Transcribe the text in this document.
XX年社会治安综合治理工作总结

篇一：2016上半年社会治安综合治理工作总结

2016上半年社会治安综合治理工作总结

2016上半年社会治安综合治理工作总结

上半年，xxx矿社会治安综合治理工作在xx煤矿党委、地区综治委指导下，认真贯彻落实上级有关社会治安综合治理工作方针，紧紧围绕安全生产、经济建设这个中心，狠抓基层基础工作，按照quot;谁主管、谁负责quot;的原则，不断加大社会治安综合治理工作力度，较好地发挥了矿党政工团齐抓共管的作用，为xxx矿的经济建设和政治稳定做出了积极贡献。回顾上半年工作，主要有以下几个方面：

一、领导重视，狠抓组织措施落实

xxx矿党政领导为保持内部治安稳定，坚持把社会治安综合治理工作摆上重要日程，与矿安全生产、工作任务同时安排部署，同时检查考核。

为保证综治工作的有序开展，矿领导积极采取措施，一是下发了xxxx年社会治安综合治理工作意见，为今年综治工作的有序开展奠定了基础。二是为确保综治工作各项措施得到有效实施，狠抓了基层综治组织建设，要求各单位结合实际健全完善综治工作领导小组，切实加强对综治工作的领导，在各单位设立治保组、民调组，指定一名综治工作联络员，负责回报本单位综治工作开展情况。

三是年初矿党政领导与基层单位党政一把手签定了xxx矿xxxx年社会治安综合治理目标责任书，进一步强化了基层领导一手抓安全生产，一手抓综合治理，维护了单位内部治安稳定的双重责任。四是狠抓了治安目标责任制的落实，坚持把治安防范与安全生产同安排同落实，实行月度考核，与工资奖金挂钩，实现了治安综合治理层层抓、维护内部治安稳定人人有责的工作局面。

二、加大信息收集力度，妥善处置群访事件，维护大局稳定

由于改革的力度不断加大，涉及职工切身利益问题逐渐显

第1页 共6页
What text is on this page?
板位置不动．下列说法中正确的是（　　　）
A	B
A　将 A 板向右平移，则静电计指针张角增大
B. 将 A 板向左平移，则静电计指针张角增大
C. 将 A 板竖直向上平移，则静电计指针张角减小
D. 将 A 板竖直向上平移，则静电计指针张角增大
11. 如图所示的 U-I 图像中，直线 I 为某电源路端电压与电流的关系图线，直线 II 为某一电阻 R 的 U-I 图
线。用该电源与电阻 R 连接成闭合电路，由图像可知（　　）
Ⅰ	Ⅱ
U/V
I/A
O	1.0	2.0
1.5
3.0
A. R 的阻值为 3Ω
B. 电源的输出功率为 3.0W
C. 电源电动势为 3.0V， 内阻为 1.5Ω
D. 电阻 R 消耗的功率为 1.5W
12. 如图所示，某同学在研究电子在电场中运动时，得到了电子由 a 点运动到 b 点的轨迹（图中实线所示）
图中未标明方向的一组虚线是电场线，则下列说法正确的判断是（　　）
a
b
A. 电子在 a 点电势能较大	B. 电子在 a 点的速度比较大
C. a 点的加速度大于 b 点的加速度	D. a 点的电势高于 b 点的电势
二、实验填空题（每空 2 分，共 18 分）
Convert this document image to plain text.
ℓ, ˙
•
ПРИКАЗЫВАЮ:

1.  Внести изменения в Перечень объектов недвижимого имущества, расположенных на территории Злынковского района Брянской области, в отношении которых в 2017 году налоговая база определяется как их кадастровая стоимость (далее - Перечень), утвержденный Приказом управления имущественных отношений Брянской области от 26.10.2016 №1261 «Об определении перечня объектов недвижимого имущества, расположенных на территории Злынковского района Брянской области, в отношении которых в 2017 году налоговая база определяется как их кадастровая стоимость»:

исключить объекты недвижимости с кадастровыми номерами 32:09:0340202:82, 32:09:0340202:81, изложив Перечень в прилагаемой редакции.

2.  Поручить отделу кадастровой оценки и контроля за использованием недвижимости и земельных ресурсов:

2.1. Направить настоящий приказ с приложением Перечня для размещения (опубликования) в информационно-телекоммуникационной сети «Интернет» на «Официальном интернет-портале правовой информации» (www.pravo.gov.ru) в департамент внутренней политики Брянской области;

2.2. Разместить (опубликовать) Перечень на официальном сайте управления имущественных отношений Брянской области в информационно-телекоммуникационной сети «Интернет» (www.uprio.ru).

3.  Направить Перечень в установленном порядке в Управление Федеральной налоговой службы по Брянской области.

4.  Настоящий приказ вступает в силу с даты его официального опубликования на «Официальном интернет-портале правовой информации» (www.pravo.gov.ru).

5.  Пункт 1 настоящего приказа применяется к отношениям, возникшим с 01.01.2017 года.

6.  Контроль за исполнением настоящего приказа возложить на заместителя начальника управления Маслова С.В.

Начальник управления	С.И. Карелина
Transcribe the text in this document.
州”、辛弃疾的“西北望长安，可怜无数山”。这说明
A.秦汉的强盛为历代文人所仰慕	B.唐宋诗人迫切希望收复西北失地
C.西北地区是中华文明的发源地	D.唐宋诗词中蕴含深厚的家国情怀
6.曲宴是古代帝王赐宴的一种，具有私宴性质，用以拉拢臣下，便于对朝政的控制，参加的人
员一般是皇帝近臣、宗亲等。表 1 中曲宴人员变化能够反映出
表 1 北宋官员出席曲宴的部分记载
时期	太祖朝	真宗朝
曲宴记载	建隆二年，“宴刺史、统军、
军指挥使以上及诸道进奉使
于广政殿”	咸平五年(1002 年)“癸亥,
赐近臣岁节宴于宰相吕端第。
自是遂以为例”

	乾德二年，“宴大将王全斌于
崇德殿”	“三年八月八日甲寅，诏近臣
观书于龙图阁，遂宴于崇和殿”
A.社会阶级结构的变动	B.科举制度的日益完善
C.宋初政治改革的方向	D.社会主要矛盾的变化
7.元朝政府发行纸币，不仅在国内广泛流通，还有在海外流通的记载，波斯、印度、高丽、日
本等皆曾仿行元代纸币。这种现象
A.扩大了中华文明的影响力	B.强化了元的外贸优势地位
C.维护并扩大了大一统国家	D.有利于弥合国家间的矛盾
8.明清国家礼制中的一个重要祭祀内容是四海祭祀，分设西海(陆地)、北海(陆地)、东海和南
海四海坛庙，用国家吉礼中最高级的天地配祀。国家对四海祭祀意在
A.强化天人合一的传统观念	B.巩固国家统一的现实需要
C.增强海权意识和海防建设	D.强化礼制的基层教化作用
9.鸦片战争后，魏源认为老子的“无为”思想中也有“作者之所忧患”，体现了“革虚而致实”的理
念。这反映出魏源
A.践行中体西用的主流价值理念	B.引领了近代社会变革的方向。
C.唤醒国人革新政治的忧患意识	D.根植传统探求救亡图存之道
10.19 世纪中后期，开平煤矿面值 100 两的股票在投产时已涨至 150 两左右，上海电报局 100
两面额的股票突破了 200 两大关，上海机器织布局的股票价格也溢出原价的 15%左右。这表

* EXERCISE DETAILS: Provide only the number of lines in the entries that hold the word "Брянской".

* ANSWER TO THIS PROBLEM: 4